====== MATERIAL SUPPLIED
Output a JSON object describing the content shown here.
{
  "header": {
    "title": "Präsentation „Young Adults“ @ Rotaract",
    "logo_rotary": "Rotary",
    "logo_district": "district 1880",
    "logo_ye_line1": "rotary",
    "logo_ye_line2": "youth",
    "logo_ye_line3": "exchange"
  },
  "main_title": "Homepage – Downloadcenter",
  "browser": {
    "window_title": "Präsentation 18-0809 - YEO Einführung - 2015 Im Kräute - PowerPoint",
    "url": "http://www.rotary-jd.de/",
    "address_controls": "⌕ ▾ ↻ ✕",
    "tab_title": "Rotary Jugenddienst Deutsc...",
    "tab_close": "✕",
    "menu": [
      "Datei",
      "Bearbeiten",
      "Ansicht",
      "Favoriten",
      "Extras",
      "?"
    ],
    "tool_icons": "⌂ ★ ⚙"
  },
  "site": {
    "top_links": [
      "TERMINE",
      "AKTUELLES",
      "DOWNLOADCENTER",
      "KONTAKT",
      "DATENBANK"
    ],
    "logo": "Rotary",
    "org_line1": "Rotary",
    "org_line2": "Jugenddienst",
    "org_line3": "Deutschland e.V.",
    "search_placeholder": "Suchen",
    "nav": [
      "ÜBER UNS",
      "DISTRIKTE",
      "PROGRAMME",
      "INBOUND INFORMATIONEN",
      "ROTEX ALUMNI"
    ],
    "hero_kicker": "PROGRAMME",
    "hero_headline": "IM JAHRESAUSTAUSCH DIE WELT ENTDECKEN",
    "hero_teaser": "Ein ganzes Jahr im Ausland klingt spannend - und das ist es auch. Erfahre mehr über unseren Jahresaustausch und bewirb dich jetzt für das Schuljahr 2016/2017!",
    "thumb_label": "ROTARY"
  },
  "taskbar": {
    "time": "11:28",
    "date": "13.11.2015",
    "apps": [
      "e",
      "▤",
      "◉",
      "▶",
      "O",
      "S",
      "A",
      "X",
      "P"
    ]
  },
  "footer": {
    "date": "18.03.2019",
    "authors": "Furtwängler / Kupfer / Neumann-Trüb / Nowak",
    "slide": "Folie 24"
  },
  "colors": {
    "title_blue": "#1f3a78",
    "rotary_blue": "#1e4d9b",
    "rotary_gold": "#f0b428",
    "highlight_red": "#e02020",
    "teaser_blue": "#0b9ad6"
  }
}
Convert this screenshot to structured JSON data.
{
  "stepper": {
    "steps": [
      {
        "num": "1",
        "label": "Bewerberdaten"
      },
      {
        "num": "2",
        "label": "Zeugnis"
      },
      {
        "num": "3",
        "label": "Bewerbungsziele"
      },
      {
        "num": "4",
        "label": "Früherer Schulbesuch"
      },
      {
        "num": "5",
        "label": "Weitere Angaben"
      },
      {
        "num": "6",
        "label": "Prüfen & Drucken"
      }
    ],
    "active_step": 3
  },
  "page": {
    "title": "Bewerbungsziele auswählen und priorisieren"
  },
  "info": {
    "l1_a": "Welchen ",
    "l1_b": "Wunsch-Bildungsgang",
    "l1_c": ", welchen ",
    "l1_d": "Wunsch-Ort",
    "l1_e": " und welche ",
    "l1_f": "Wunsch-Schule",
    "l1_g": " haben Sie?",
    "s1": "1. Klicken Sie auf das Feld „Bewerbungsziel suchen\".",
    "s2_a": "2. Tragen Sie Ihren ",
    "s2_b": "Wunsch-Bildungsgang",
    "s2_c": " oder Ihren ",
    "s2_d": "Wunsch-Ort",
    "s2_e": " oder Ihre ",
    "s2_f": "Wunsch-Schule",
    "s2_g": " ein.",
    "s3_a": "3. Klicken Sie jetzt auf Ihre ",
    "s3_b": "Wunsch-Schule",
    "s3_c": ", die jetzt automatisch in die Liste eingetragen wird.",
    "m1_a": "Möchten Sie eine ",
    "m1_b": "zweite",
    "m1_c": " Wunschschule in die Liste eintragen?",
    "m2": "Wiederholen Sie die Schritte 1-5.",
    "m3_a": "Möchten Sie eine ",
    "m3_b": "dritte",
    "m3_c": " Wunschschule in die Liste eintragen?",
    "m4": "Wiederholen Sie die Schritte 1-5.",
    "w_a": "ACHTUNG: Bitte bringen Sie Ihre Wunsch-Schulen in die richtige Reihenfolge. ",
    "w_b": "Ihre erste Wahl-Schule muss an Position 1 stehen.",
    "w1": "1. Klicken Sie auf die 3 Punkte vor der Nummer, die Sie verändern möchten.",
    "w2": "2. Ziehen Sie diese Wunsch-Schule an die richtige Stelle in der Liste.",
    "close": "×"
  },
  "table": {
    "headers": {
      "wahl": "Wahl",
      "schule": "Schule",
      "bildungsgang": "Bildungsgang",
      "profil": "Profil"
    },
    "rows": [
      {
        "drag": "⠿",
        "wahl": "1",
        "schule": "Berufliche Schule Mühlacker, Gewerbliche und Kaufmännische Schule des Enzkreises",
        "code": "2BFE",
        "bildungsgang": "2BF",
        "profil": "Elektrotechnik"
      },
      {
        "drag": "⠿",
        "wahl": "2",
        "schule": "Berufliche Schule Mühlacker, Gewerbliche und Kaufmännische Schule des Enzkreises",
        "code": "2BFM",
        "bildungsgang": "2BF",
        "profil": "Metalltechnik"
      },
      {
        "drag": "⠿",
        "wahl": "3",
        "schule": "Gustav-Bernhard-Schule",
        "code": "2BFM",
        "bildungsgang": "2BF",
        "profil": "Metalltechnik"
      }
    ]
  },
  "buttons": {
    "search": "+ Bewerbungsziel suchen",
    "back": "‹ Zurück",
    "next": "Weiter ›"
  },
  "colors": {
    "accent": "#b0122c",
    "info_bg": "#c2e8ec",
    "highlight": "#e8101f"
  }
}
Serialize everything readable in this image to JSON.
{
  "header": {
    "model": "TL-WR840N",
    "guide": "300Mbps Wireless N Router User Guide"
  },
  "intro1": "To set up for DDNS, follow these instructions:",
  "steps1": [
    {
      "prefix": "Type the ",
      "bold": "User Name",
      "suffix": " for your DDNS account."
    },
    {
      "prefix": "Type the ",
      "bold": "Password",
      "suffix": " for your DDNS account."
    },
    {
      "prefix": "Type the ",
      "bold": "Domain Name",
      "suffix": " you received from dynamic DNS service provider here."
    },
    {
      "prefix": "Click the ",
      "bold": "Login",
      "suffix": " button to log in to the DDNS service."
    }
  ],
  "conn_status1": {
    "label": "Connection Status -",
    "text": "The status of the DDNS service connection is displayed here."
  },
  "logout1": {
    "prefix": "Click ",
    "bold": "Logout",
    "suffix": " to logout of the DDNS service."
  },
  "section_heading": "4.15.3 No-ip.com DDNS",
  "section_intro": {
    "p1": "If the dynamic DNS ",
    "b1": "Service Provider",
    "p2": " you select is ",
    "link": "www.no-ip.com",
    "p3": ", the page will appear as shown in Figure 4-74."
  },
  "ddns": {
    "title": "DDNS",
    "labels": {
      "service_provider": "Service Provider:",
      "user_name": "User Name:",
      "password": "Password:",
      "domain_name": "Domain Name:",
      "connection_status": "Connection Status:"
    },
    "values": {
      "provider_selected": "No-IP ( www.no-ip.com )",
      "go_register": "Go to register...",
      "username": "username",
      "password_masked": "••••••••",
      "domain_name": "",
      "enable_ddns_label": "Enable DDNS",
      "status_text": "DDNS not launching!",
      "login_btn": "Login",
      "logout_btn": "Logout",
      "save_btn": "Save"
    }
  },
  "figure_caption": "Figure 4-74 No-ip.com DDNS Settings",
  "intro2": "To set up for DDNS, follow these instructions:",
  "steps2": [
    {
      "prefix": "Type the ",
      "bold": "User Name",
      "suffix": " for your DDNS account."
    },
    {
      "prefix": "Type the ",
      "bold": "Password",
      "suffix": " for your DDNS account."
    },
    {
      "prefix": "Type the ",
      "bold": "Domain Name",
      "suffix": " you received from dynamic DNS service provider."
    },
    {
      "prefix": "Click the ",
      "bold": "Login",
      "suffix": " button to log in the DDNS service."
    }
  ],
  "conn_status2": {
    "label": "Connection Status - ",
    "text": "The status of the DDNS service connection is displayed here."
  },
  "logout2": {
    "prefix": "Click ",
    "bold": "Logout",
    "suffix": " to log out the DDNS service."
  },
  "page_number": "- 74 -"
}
============
SET TASK ->
Copy all lines from the material that hold "eintragen".

WRITTEN REPLY ->
    "m1_c": " Wunschschule in die Liste eintragen?",
    "m3_c": " Wunschschule in die Liste eintragen?",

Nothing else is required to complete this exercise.